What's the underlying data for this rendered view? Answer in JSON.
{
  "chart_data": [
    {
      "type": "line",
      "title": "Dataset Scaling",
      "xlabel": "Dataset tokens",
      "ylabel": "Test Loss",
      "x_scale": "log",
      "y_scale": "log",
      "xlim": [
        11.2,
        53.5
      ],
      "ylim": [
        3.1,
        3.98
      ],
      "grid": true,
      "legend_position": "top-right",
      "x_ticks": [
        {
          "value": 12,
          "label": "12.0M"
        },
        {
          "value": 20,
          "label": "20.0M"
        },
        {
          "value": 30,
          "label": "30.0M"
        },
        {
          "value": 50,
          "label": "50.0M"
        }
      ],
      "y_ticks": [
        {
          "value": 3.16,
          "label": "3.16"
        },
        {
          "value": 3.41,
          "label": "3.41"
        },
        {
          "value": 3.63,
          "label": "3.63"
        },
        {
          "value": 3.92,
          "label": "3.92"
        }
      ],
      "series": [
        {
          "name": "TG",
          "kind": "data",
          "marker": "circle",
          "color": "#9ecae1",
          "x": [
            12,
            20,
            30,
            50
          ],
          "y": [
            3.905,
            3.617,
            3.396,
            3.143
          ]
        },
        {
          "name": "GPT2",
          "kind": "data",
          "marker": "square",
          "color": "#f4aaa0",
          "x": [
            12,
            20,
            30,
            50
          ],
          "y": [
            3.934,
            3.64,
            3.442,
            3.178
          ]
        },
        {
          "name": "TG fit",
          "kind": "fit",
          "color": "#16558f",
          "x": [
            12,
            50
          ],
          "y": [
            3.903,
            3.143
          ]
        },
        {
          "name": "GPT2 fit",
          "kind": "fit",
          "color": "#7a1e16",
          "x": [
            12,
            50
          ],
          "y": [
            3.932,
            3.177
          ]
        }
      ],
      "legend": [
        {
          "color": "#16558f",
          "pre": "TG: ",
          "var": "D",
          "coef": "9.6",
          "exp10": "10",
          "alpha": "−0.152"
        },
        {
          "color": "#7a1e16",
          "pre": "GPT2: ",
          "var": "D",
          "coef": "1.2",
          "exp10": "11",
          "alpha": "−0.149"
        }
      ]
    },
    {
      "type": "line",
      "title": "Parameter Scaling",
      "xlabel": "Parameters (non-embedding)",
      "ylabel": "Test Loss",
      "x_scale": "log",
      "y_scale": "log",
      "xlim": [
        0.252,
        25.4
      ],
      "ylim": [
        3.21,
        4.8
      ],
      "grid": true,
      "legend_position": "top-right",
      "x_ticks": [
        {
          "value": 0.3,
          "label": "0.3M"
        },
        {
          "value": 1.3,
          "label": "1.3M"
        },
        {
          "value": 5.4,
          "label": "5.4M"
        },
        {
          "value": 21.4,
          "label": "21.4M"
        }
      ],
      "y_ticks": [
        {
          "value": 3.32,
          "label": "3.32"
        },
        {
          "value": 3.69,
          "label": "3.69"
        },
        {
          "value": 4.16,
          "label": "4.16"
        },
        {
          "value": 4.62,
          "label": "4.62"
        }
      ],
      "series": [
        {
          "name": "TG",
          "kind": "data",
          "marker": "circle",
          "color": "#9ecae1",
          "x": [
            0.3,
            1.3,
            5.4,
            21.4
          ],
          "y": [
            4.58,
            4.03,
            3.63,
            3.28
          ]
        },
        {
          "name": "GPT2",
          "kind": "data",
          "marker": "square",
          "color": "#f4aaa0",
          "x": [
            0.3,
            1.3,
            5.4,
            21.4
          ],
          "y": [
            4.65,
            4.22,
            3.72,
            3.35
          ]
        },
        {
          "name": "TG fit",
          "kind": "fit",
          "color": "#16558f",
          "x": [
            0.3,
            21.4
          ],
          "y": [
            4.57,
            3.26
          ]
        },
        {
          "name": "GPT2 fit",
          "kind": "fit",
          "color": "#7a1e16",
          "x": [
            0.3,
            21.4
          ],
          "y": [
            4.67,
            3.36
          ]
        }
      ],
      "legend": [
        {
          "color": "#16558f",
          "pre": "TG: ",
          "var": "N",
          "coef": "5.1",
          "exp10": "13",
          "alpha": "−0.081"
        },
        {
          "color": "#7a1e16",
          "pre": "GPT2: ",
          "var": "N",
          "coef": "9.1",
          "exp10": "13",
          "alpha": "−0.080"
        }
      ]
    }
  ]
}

..........

• What you should do:
Gather up, from the records above, each line where the word "Dataset" appears.

• Right answer:
      "title": "Dataset Scaling",
      "xlabel": "Dataset tokens",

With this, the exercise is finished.